Some records:

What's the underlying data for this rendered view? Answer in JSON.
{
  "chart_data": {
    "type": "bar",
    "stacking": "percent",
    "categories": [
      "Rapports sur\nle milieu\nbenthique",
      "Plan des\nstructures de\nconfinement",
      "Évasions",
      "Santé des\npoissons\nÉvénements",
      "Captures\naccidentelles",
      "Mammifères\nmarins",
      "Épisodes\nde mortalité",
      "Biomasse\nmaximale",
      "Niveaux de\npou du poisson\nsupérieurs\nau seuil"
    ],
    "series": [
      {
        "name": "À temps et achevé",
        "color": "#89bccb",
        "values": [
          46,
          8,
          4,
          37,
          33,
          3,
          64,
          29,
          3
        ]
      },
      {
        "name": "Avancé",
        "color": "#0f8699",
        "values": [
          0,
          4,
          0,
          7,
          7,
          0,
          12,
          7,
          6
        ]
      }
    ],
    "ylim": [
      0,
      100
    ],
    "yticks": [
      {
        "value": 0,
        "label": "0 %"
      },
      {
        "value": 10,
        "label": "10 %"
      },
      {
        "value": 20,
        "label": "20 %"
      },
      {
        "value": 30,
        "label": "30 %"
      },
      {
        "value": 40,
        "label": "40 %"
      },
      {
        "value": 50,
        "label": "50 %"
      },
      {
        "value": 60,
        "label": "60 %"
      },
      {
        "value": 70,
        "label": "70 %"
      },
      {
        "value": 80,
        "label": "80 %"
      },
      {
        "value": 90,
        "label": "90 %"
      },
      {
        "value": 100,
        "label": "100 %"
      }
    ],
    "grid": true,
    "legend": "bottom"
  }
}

--

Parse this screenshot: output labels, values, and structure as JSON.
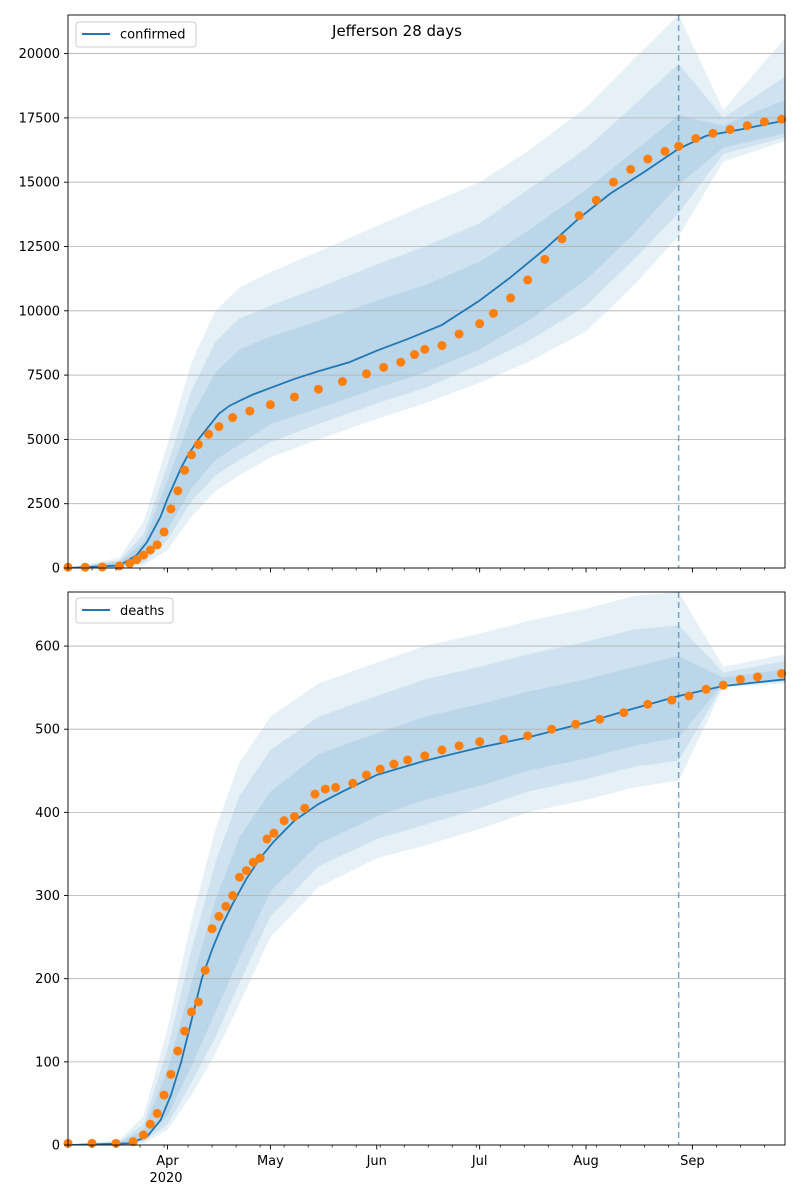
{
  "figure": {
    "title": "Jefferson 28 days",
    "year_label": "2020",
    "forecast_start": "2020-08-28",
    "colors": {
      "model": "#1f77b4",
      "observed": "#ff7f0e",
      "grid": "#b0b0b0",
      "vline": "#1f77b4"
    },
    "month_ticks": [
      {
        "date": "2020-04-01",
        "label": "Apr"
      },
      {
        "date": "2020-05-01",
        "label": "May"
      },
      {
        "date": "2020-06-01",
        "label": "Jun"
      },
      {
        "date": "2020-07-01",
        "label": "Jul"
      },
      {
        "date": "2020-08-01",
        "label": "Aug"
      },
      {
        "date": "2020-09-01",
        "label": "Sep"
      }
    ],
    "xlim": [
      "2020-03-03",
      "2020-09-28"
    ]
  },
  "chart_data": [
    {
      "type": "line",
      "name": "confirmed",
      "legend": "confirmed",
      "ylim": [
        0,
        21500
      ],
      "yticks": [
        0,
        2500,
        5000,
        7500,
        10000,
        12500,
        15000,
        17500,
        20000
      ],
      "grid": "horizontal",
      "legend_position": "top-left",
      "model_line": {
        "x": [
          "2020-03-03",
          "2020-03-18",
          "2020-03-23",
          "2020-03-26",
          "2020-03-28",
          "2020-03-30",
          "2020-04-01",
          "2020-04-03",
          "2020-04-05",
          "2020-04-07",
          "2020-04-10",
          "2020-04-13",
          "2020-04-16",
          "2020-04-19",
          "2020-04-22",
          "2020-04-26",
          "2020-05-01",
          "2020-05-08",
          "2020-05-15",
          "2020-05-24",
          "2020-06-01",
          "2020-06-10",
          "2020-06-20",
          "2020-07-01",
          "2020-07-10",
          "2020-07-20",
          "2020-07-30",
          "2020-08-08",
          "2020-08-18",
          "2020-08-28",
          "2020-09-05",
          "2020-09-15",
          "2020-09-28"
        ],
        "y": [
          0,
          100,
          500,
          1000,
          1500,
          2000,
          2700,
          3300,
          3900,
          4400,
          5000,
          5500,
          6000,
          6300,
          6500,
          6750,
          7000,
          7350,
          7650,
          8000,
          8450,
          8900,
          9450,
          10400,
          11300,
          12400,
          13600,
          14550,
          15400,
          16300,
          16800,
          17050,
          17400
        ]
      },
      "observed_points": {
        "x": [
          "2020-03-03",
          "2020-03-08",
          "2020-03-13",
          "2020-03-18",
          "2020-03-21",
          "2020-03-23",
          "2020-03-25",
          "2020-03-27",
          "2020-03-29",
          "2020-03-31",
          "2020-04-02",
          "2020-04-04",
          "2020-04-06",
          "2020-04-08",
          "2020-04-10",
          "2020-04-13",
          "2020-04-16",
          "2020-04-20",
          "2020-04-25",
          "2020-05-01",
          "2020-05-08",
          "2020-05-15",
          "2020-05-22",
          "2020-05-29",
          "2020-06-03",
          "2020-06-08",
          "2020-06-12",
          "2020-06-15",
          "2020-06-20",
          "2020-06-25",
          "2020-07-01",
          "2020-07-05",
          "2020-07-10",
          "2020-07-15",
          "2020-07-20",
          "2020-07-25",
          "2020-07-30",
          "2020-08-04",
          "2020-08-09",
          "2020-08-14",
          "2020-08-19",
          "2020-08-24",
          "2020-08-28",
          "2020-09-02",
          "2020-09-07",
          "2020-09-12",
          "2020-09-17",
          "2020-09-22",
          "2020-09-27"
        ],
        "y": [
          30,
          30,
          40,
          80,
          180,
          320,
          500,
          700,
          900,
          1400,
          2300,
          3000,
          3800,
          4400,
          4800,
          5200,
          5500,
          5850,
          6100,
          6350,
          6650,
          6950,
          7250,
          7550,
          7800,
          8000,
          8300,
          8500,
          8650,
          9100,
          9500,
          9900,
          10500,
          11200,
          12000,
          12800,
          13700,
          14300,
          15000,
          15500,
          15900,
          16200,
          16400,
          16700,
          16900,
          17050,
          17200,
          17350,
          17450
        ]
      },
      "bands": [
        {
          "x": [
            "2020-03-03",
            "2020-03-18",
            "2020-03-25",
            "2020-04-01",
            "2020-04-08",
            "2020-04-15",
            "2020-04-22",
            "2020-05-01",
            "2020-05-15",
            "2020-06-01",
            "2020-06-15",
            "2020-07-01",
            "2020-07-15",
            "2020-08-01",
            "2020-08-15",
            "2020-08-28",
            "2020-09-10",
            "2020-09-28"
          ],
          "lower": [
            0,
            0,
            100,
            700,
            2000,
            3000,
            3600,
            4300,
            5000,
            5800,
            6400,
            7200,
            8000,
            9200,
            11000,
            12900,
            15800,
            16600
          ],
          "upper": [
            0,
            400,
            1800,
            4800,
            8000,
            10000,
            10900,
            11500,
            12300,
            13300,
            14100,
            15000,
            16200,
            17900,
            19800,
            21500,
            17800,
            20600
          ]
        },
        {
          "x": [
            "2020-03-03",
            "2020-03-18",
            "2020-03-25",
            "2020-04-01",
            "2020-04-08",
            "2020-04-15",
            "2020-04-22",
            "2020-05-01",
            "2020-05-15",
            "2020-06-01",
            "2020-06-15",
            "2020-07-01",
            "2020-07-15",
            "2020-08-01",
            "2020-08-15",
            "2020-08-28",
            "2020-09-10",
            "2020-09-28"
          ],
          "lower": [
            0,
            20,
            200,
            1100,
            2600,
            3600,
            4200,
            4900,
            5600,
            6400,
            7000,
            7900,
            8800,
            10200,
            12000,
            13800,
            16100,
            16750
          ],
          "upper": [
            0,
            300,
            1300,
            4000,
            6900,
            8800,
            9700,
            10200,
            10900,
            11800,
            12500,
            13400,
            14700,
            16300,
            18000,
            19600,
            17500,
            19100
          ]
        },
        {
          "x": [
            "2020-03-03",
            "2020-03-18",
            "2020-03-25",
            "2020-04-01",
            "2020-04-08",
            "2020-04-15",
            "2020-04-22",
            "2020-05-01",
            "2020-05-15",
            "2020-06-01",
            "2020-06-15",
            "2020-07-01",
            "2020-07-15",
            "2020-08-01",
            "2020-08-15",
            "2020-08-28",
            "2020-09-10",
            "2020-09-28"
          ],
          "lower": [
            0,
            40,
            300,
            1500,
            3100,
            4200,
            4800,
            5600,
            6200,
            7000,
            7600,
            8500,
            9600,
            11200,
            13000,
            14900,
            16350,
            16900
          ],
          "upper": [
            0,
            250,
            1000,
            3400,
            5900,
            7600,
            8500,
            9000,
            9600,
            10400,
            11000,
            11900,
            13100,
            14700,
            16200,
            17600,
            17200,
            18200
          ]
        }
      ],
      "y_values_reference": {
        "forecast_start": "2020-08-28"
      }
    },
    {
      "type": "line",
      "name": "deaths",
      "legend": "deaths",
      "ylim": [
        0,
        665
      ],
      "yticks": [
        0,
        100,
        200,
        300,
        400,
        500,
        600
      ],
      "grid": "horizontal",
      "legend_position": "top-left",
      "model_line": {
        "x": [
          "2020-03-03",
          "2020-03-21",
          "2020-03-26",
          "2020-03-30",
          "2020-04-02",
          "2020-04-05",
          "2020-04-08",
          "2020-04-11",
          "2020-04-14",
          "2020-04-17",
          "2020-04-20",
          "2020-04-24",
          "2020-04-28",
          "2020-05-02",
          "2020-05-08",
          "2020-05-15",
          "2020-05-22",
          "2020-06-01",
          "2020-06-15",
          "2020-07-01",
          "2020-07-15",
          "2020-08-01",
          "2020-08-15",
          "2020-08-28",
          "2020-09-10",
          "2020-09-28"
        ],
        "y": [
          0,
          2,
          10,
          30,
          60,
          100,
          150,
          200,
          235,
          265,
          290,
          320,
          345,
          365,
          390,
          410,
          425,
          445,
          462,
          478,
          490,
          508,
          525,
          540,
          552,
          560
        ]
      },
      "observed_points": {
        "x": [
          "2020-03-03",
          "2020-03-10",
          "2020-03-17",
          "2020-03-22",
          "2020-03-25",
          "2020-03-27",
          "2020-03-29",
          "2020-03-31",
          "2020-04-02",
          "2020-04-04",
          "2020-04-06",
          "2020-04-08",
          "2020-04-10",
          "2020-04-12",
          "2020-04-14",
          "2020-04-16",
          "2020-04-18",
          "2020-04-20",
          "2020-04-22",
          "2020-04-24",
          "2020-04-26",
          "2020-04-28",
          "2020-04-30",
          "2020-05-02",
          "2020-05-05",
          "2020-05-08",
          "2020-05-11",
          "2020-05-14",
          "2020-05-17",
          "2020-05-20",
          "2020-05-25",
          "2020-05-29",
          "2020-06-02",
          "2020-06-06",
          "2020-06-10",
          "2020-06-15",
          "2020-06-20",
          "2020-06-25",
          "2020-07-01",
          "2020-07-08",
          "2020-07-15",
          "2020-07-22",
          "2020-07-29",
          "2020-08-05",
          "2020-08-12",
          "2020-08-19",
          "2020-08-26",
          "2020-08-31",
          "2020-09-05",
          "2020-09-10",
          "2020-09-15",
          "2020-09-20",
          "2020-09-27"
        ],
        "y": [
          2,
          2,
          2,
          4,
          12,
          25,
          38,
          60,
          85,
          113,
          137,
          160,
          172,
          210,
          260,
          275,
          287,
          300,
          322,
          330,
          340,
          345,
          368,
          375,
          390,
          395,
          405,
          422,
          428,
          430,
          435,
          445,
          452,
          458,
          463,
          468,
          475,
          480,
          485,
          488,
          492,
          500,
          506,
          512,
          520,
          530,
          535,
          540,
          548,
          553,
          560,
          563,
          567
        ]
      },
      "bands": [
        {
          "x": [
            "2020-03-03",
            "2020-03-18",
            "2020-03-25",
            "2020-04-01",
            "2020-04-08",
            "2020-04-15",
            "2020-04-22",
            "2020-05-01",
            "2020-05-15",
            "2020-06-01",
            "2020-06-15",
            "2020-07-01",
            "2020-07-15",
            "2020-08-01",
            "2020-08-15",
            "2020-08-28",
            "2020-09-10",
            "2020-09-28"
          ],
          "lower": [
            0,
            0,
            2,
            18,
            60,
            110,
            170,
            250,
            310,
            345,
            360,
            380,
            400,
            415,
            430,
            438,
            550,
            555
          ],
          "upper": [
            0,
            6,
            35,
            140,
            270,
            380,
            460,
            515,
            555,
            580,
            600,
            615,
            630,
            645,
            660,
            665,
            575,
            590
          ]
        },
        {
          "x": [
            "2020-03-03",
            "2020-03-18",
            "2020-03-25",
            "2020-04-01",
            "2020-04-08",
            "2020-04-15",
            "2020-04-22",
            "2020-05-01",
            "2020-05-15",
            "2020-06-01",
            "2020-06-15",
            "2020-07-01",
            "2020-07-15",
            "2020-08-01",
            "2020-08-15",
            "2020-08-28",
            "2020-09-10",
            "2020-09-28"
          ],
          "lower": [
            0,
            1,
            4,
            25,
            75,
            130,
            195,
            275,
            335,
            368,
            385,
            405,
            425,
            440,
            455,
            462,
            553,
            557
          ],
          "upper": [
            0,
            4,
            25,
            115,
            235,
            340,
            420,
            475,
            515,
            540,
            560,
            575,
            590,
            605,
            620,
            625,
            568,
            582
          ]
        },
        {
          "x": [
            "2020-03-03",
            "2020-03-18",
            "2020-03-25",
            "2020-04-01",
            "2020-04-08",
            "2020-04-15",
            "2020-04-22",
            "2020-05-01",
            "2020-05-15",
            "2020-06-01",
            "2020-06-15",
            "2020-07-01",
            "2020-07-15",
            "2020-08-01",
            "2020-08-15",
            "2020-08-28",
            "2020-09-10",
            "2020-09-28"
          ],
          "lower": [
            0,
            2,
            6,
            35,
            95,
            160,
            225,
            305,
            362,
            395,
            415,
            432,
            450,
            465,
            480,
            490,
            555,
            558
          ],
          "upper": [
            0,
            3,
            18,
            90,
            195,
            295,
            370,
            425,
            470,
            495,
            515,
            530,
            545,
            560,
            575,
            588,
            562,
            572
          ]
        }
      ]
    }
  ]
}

Task directions:
Take every line from the data above that holds "JSON" and copy it out.

Response for this exercise:
What's the underlying data for this rendered view? Answer in JSON.
Parse this screenshot: output labels, values, and structure as JSON.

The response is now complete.